TO DO
Among the lines below, list those containing the string "학생선수가".

PROVIDED MATERIAL
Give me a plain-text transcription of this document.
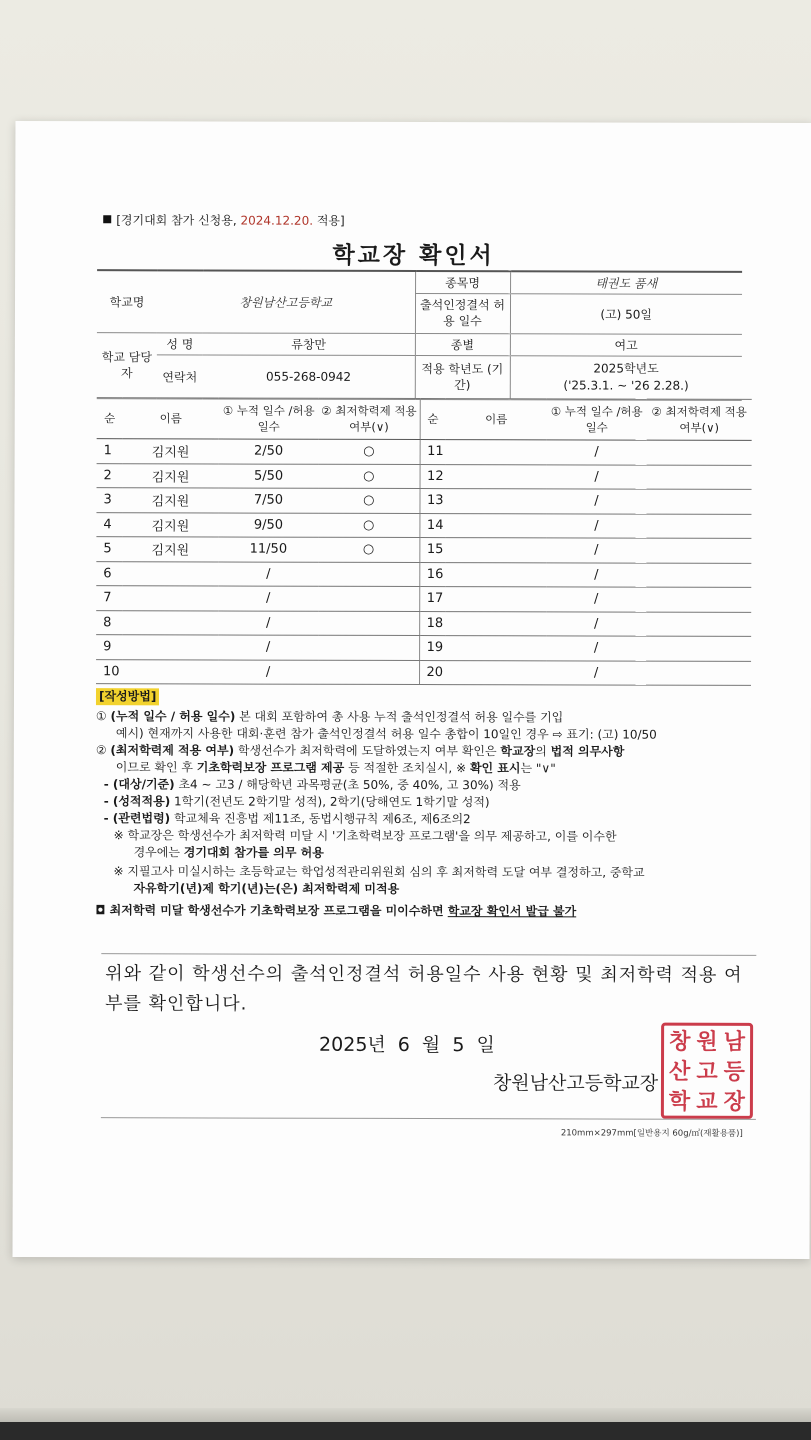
[경기대회 참가 신청용, 2024.12.20. 적용]
학교장 확인서
학교명	창원남산고등학교		종목명	태권도 품새
			출석인정결석 허용 일수	(고) 50일
학교 담당자	성 명	류창만	종별	여고
	연락처	055-268-0942	적용 학년도 (기간)	2025학년도
('25.3.1. ~ '26 2.28.)
순	이름	① 누적 일수 /허용 일수	② 최저학력제 적용 여부(∨)	순	이름	① 누적 일수 /허용 일수	② 최저학력제 적용 여부(∨)
1	김지원	2/50	○	11		/	
2	김지원	5/50	○	12		/	
3	김지원	7/50	○	13		/	
4	김지원	9/50	○	14		/	
5	김지원	11/50	○	15		/	
6		/		16		/	
7		/		17		/	
8		/		18		/	
9		/		19		/	
10		/		20		/	

[작성방법]

① (누적 일수 / 허용 일수) 본 대회 포함하여 총 사용 누적 출석인정결석 허용 일수를 기입

예시) 현재까지 사용한 대회·훈련 참가 출석인정결석 허용 일수 총합이 10일인 경우 ⇨ 표기: (고) 10/50

② (최저학력제 적용 여부) 학생선수가 최저학력에 도달하였는지 여부 확인은 학교장의 법적 의무사항

이므로 확인 후 기초학력보장 프로그램 제공 등 적절한 조치실시, ※ 확인 표시는 "∨"

- (대상/기준) 초4 ~ 고3 / 해당학년 과목평균(초 50%, 중 40%, 고 30%) 적용

- (성적적용) 1학기(전년도 2학기말 성적), 2학기(당해연도 1학기말 성적)

- (관련법령) 학교체육 진흥법 제11조, 동법시행규칙 제6조, 제6조의2

※ 학교장은 학생선수가 최저학력 미달 시 '기초학력보장 프로그램'을 의무 제공하고, 이를 이수한

경우에는 경기대회 참가를 의무 허용

※ 지필고사 미실시하는 초등학교는 학업성적관리위원회 심의 후 최저학력 도달 여부 결정하고, 중학교

자유학기(년)제 학기(년)는(은) 최저학력제 미적용

◘ 최저학력 미달 학생선수가 기초학력보장 프로그램을 미이수하면 학교장 확인서 발급 불가

위와 같이 학생선수의 출석인정결석 허용일수 사용 현황 및 최저학력 적용 여부를 확인합니다.
2025년 6 월 5 일
창원남산고등학교장
창 원 남
산 고 등
학 교 장
210mm×297mm[일반용지 60g/㎡(재활용품)]
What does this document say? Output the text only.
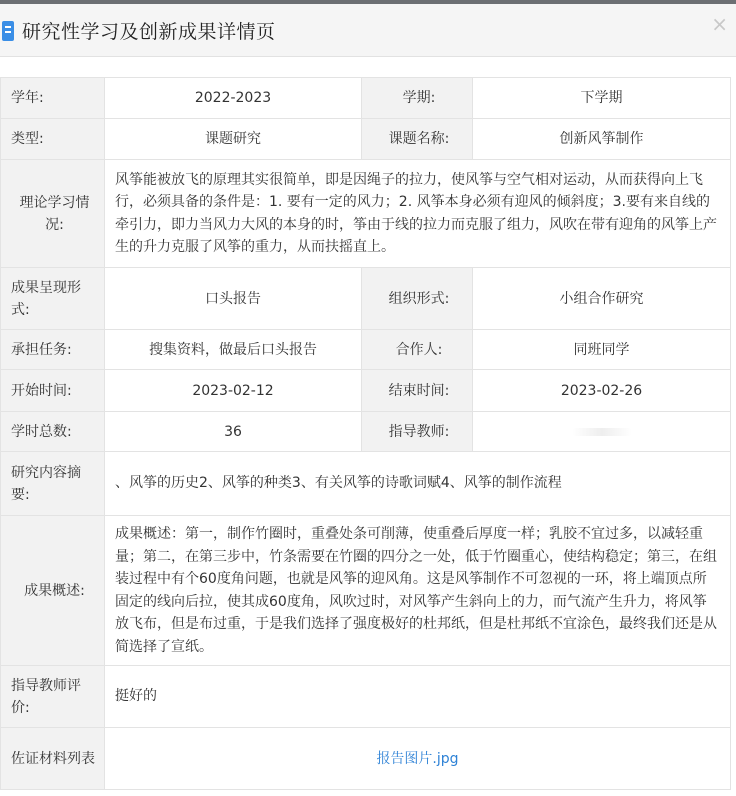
研究性学习及创新成果详情页	×
学年:	2022-2023	学期:	下学期
类型:	课题研究	课题名称:	创新风筝制作
理论学习情况:	风筝能被放飞的原理其实很简单，即是因绳子的拉力，使风筝与空气相对运动，从而获得向上飞行，必须具备的条件是：1. 要有一定的风力；2. 风筝本身必须有迎风的倾斜度；3.要有来自线的牵引力，即力当风力大风的本身的时，筝由于线的拉力而克服了组力，风吹在带有迎角的风筝上产生的升力克服了风筝的重力，从而扶摇直上。		
成果呈现形式:	口头报告	组织形式:	小组合作研究
承担任务:	搜集资料，做最后口头报告	合作人:	同班同学
开始时间:	2023-02-12	结束时间:	2023-02-26
学时总数:	36	指导教师:	
研究内容摘要:	、风筝的历史2、风筝的种类3、有关风筝的诗歌词赋4、风筝的制作流程		
成果概述:	成果概述：第一，制作竹圈时，重叠处条可削薄，使重叠后厚度一样；乳胶不宜过多，以减轻重量；第二，在第三步中，竹条需要在竹圈的四分之一处，低于竹圈重心，使结构稳定；第三，在组装过程中有个60度角问题，也就是风筝的迎风角。这是风筝制作不可忽视的一环，将上端顶点所固定的线向后拉，使其成60度角，风吹过时，对风筝产生斜向上的力，而气流产生升力，将风筝放飞布，但是布过重，于是我们选择了强度极好的杜邦纸，但是杜邦纸不宜涂色，最终我们还是从简选择了宣纸。		
指导教师评价:	挺好的		
佐证材料列表	报告图片.jpg		
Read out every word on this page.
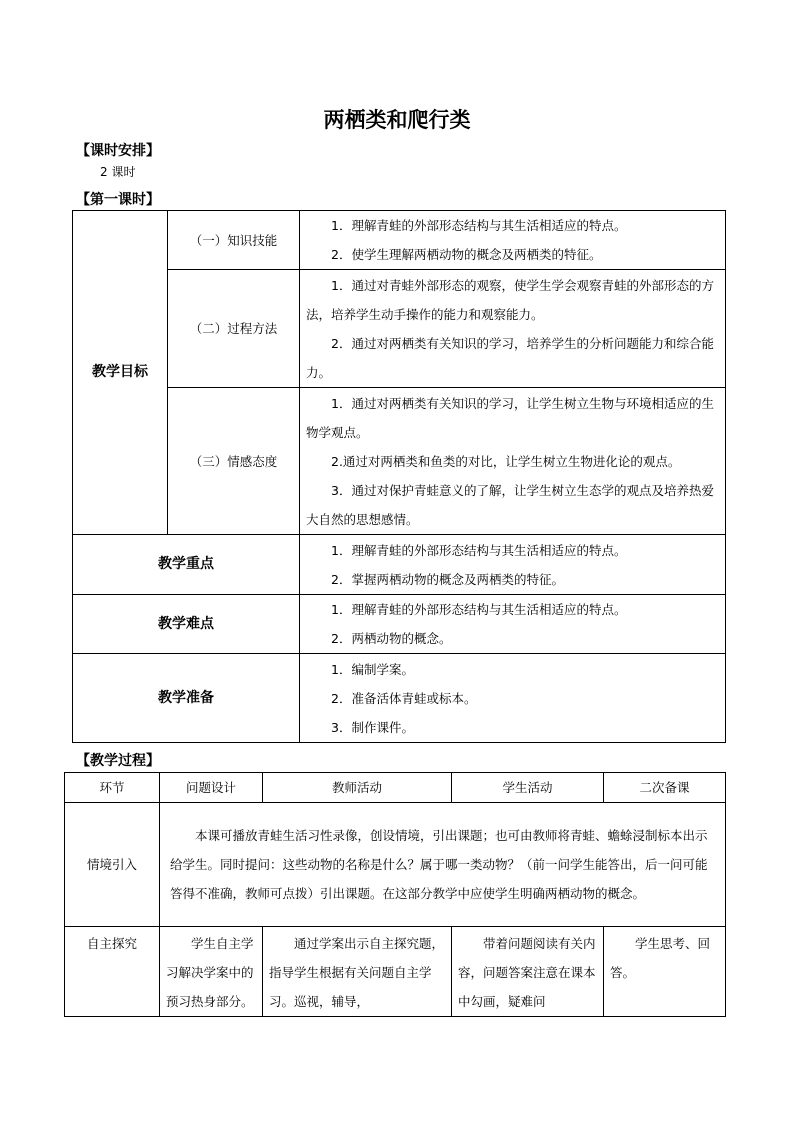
两栖类和爬行类
【课时安排】
2 课时
【第一课时】
教学目标	（一）知识技能	1．理解青蛙的外部形态结构与其生活相适应的特点。
2．使学生理解两栖动物的概念及两栖类的特征。

	（二）过程方法	1．通过对青蛙外部形态的观察，使学生学会观察青蛙的外部形态的方法，培养学生动手操作的能力和观察能力。
2．通过对两栖类有关知识的学习，培养学生的分析问题能力和综合能力。

	（三）情感态度	1．通过对两栖类有关知识的学习，让学生树立生物与环境相适应的生物学观点。
2.通过对两栖类和鱼类的对比，让学生树立生物进化论的观点。
3．通过对保护青蛙意义的了解，让学生树立生态学的观点及培养热爱大自然的思想感情。

教学重点		1．理解青蛙的外部形态结构与其生活相适应的特点。
2．掌握两栖动物的概念及两栖类的特征。

教学难点		1．理解青蛙的外部形态结构与其生活相适应的特点。
2．两栖动物的概念。

教学准备		1．编制学案。
2．准备活体青蛙或标本。
3．制作课件。
【教学过程】
环节	问题设计	教师活动	学生活动	二次备课
情境引入	本课可播放青蛙生活习性录像，创设情境，引出课题；也可由教师将青蛙、蟾蜍浸制标本出示给学生。同时提问：这些动物的名称是什么？属于哪一类动物？（前一问学生能答出，后一问可能答得不准确，教师可点拨）引出课题。在这部分教学中应使学生明确两栖动物的概念。			

自主探究	学生自主学习解决学案中的预习热身部分。	通过学案出示自主探究题，指导学生根据有关问题自主学习。巡视，辅导，	带着问题阅读有关内容，问题答案注意在课本中勾画，疑难问	学生思考、回答。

TASK SOLUTION
② (최저학력제 적용 여부) 학생선수가 최저학력에 도달하였는지 여부 확인은 학교장의 법적 의무사항
※ 학교장은 학생선수가 최저학력 미달 시 '기초학력보장 프로그램'을 의무 제공하고, 이를 이수한
◘ 최저학력 미달 학생선수가 기초학력보장 프로그램을 미이수하면 학교장 확인서 발급 불가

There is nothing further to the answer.